- [WHAT YOU NEED TO DO]: Give the entries again, word for word.

- [TASK INPUTS]:

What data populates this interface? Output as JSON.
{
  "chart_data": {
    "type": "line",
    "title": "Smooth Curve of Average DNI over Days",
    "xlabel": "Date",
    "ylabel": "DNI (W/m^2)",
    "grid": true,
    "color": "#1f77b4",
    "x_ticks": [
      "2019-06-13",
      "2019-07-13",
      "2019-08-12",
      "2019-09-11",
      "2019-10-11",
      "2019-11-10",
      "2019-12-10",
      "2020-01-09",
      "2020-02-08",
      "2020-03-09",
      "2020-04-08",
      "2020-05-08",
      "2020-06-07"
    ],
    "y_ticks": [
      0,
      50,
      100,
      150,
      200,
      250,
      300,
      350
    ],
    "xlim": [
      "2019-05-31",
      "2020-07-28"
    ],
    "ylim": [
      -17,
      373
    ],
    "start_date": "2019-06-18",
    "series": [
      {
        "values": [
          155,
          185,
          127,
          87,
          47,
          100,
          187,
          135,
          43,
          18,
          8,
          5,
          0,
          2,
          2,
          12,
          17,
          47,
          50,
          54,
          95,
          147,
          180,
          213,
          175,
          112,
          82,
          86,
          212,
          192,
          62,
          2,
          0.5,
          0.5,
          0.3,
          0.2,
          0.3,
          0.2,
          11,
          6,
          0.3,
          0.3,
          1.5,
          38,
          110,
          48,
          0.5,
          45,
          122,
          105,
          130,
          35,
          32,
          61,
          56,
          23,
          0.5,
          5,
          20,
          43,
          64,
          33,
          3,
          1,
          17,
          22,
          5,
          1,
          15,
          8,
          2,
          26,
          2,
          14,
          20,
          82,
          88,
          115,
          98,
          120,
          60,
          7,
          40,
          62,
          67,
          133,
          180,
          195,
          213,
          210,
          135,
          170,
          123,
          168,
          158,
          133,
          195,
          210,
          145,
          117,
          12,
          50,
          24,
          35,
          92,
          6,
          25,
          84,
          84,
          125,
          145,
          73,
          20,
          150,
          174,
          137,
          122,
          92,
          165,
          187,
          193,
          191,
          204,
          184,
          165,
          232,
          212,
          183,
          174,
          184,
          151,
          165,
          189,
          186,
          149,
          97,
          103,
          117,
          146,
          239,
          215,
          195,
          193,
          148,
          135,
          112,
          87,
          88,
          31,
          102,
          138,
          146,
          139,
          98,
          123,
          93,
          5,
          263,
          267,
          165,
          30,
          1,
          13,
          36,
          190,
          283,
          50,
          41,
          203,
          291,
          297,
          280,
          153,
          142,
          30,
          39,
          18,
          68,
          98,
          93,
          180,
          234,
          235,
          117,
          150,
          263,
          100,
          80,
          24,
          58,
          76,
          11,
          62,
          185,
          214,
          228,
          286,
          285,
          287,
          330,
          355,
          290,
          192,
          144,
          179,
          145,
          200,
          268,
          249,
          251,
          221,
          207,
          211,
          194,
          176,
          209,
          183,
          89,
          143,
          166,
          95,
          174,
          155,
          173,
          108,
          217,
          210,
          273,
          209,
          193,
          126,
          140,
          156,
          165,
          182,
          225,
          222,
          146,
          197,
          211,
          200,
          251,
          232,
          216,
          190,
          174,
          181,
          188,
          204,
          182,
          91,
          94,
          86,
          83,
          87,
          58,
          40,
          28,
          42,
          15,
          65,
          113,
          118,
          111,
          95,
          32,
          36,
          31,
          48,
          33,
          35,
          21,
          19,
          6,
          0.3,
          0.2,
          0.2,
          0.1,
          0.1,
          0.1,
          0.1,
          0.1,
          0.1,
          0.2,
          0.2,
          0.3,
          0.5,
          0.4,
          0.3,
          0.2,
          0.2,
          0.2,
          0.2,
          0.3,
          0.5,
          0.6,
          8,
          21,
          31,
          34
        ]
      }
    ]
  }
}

- [EXERCISE OUTPUT]:
What data populates this interface? Output as JSON.
{
  "chart_data": {
    "type": "line",
    "title": "Smooth Curve of Average DNI over Days",
    "xlabel": "Date",
    "ylabel": "DNI (W/m^2)",
    "grid": true,
    "color": "#1f77b4",
    "x_ticks": [
      "2019-06-13",
      "2019-07-13",
      "2019-08-12",
      "2019-09-11",
      "2019-10-11",
      "2019-11-10",
      "2019-12-10",
      "2020-01-09",
      "2020-02-08",
      "2020-03-09",
      "2020-04-08",
      "2020-05-08",
      "2020-06-07"
    ],
    "y_ticks": [
      0,
      50,
      100,
      150,
      200,
      250,
      300,
      350
    ],
    "xlim": [
      "2019-05-31",
      "2020-07-28"
    ],
    "ylim": [
      -17,
      373
    ],
    "start_date": "2019-06-18",
    "series": [
      {
        "values": [
          155,
          185,
          127,
          87,
          47,
          100,
          187,
          135,
          43,
          18,
          8,
          5,
          0,
          2,
          2,
          12,
          17,
          47,
          50,
          54,
          95,
          147,
          180,
          213,
          175,
          112,
          82,
          86,
          212,
          192,
          62,
          2,
          0.5,
          0.5,
          0.3,
          0.2,
          0.3,
          0.2,
          11,
          6,
          0.3,
          0.3,
          1.5,
          38,
          110,
          48,
          0.5,
          45,
          122,
          105,
          130,
          35,
          32,
          61,
          56,
          23,
          0.5,
          5,
          20,
          43,
          64,
          33,
          3,
          1,
          17,
          22,
          5,
          1,
          15,
          8,
          2,
          26,
          2,
          14,
          20,
          82,
          88,
          115,
          98,
          120,
          60,
          7,
          40,
          62,
          67,
          133,
          180,
          195,
          213,
          210,
          135,
          170,
          123,
          168,
          158,
          133,
          195,
          210,
          145,
          117,
          12,
          50,
          24,
          35,
          92,
          6,
          25,
          84,
          84,
          125,
          145,
          73,
          20,
          150,
          174,
          137,
          122,
          92,
          165,
          187,
          193,
          191,
          204,
          184,
          165,
          232,
          212,
          183,
          174,
          184,
          151,
          165,
          189,
          186,
          149,
          97,
          103,
          117,
          146,
          239,
          215,
          195,
          193,
          148,
          135,
          112,
          87,
          88,
          31,
          102,
          138,
          146,
          139,
          98,
          123,
          93,
          5,
          263,
          267,
          165,
          30,
          1,
          13,
          36,
          190,
          283,
          50,
          41,
          203,
          291,
          297,
          280,
          153,
          142,
          30,
          39,
          18,
          68,
          98,
          93,
          180,
          234,
          235,
          117,
          150,
          263,
          100,
          80,
          24,
          58,
          76,
          11,
          62,
          185,
          214,
          228,
          286,
          285,
          287,
          330,
          355,
          290,
          192,
          144,
          179,
          145,
          200,
          268,
          249,
          251,
          221,
          207,
          211,
          194,
          176,
          209,
          183,
          89,
          143,
          166,
          95,
          174,
          155,
          173,
          108,
          217,
          210,
          273,
          209,
          193,
          126,
          140,
          156,
          165,
          182,
          225,
          222,
          146,
          197,
          211,
          200,
          251,
          232,
          216,
          190,
          174,
          181,
          188,
          204,
          182,
          91,
          94,
          86,
          83,
          87,
          58,
          40,
          28,
          42,
          15,
          65,
          113,
          118,
          111,
          95,
          32,
          36,
          31,
          48,
          33,
          35,
          21,
          19,
          6,
          0.3,
          0.2,
          0.2,
          0.1,
          0.1,
          0.1,
          0.1,
          0.1,
          0.1,
          0.2,
          0.2,
          0.3,
          0.5,
          0.4,
          0.3,
          0.2,
          0.2,
          0.2,
          0.2,
          0.3,
          0.5,
          0.6,
          8,
          21,
          31,
          34
        ]
      }
    ]
  }
}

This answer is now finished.